··· Given records ···
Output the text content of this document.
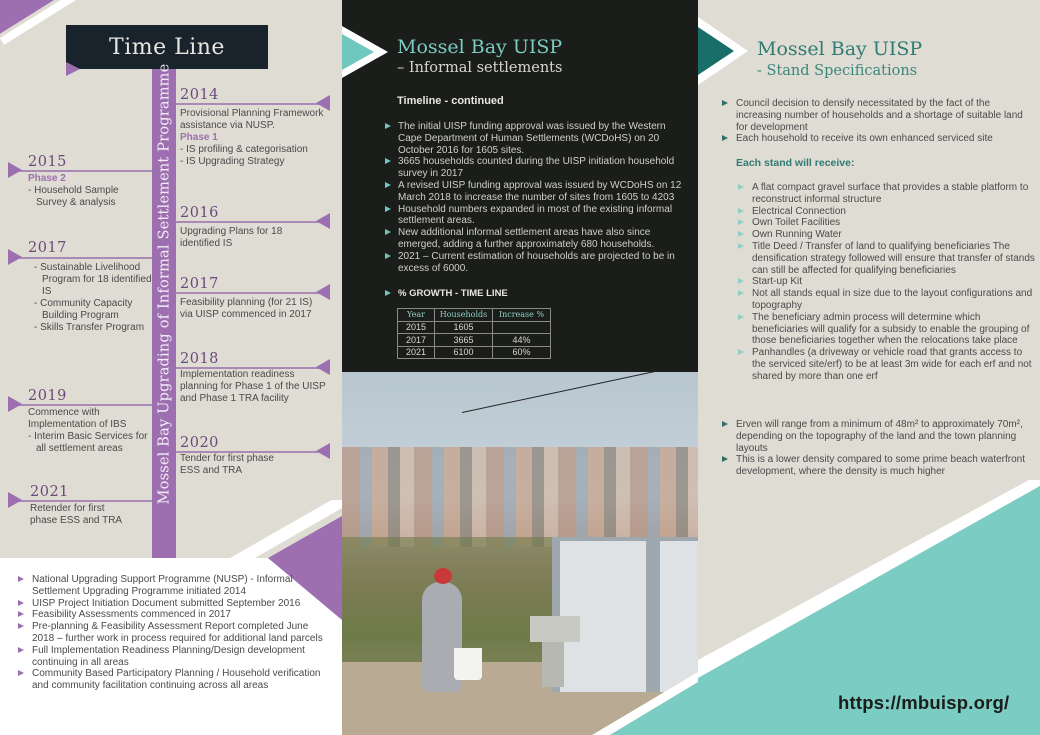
Time Line
Mossel Bay Upgrading of Informal Settlement Programme 2014
Provisional Planning Framework
assistance via NUSP.
Phase 1
- IS profiling & categorisation
- IS Upgrading Strategy
2016
Upgrading Plans for 18
identified IS
2017
Feasibility planning (for 21 IS)
via UISP commenced in 2017
2018
Implementation readiness
planning for Phase 1 of the UISP
and Phase 1 TRA facility
2020
Tender for first phase
ESS and TRA
2015
Phase 2
- Household Sample
Survey & analysis
2017
- Sustainable Livelihood Program for 18 identified IS
- Community Capacity Building Program
- Skills Transfer Program
2019
Commence with
Implementation of IBS
- Interim Basic Services for all settlement areas
2021
Retender for first
phase ESS and TRA
National Upgrading Support Programme (NUSP) - Informal Settlement Upgrading Programme initiated 2014
UISP Project Initiation Document submitted September 2016
Feasibility Assessments commenced in 2017
Pre-planning & Feasibility Assessment Report completed June 2018 – further work in process required for additional land parcels
Full Implementation Readiness Planning/Design development continuing in all areas
Community Based Participatory Planning / Household verification and community facilitation continuing across all areas
Mossel Bay UISP
– Informal settlements
Timeline - continued
The initial UISP funding approval was issued by the Western Cape Department of Human Settlements (WCDoHS) on 20 October 2016 for 1605 sites.
3665 households counted during the UISP initiation household survey in 2017
A revised UISP funding approval was issued by WCDoHS on 12 March 2018 to increase the number of sites from 1605 to 4203
Household numbers expanded in most of the existing informal settlement areas.
New additional informal settlement areas have also since emerged, adding a further approximately 680 households.
2021 – Current estimation of households are projected to be in excess of 6000.
% GROWTH - TIME LINE
Year	Households	Increase %
2015	1605	
2017	3665	44%
2021	6100	60%
Mossel Bay UISP
- Stand Specifications
Council decision to densify necessitated by the fact of the increasing number of households and a shortage of suitable land for development
Each household to receive its own enhanced serviced site
Each stand will receive:
A flat compact gravel surface that provides a stable platform to reconstruct informal structure
Electrical Connection
Own Toilet Facilities
Own Running Water
Title Deed / Transfer of land to qualifying beneficiaries The densification strategy followed will ensure that transfer of stands can still be affected for qualifying beneficiaries
Start-up Kit
Not all stands equal in size due to the layout configurations and topography
The beneficiary admin process will determine which beneficiaries will qualify for a subsidy to enable the grouping of those beneficiaries together when the relocations take place
Panhandles (a driveway or vehicle road that grants access to the serviced site/erf) to be at least 3m wide for each erf and not shared by more than one erf
Erven will range from a minimum of 48m² to approximately 70m², depending on the topography of the land and the town planning layouts
This is a lower density compared to some prime beach waterfront development, where the density is much higher
https://mbuisp.org/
···
__Prompt__. Please set down each line of the data above exactly as written, without the pictures.

__Reply to the task__.
Output the text content of this document.
Time Line
Mossel Bay Upgrading of Informal Settlement Programme 2014
Provisional Planning Framework
assistance via NUSP.
Phase 1
- IS profiling & categorisation
- IS Upgrading Strategy
2016
Upgrading Plans for 18
identified IS
2017
Feasibility planning (for 21 IS)
via UISP commenced in 2017
2018
Implementation readiness
planning for Phase 1 of the UISP
and Phase 1 TRA facility
2020
Tender for first phase
ESS and TRA
2015
Phase 2
- Household Sample
Survey & analysis
2017
- Sustainable Livelihood Program for 18 identified IS
- Community Capacity Building Program
- Skills Transfer Program
2019
Commence with
Implementation of IBS
- Interim Basic Services for all settlement areas
2021
Retender for first
phase ESS and TRA
National Upgrading Support Programme (NUSP) - Informal Settlement Upgrading Programme initiated 2014
UISP Project Initiation Document submitted September 2016
Feasibility Assessments commenced in 2017
Pre-planning & Feasibility Assessment Report completed June 2018 – further work in process required for additional land parcels
Full Implementation Readiness Planning/Design development continuing in all areas
Community Based Participatory Planning / Household verification and community facilitation continuing across all areas
Mossel Bay UISP
– Informal settlements
Timeline - continued
The initial UISP funding approval was issued by the Western Cape Department of Human Settlements (WCDoHS) on 20 October 2016 for 1605 sites.
3665 households counted during the UISP initiation household survey in 2017
A revised UISP funding approval was issued by WCDoHS on 12 March 2018 to increase the number of sites from 1605 to 4203
Household numbers expanded in most of the existing informal settlement areas.
New additional informal settlement areas have also since emerged, adding a further approximately 680 households.
2021 – Current estimation of households are projected to be in excess of 6000.
% GROWTH - TIME LINE
Year	Households	Increase %
2015	1605	
2017	3665	44%
2021	6100	60%
Mossel Bay UISP
- Stand Specifications
Council decision to densify necessitated by the fact of the increasing number of households and a shortage of suitable land for development
Each household to receive its own enhanced serviced site
Each stand will receive:
A flat compact gravel surface that provides a stable platform to reconstruct informal structure
Electrical Connection
Own Toilet Facilities
Own Running Water
Title Deed / Transfer of land to qualifying beneficiaries The densification strategy followed will ensure that transfer of stands can still be affected for qualifying beneficiaries
Start-up Kit
Not all stands equal in size due to the layout configurations and topography
The beneficiary admin process will determine which beneficiaries will qualify for a subsidy to enable the grouping of those beneficiaries together when the relocations take place
Panhandles (a driveway or vehicle road that grants access to the serviced site/erf) to be at least 3m wide for each erf and not shared by more than one erf
Erven will range from a minimum of 48m² to approximately 70m², depending on the topography of the land and the town planning layouts
This is a lower density compared to some prime beach waterfront development, where the density is much higher
https://mbuisp.org/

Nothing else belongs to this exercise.